### What the exercise asks
Copy, in full, each line of the material that holds the word "DRESS".

.....

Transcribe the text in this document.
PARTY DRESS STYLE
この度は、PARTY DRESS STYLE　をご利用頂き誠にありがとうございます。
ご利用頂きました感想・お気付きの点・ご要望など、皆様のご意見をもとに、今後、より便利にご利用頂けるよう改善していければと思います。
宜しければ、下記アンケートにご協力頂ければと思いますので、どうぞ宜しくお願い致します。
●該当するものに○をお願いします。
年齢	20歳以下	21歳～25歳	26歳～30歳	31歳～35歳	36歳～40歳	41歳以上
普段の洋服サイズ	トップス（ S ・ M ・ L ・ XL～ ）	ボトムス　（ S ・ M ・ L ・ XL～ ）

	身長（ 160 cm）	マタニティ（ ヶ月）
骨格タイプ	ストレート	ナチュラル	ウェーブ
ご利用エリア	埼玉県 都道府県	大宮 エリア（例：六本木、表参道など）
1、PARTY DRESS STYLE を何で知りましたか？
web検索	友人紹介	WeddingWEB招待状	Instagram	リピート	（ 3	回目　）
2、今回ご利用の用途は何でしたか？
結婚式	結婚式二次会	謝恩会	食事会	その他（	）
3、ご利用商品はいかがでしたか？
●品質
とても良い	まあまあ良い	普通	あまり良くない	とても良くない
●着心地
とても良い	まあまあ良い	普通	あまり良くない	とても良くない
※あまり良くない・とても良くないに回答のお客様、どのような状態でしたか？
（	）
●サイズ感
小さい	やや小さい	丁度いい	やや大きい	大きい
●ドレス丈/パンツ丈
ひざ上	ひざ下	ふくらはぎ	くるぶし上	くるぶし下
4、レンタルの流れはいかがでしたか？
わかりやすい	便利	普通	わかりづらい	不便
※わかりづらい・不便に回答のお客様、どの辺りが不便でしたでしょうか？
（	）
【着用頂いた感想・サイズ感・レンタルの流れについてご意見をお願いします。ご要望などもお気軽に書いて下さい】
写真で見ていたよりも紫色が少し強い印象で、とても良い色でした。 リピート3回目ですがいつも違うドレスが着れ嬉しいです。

.....

### Exercise result
PARTY DRESS STYLE
この度は、PARTY DRESS STYLE　をご利用頂き誠にありがとうございます。
1、PARTY DRESS STYLE を何で知りましたか？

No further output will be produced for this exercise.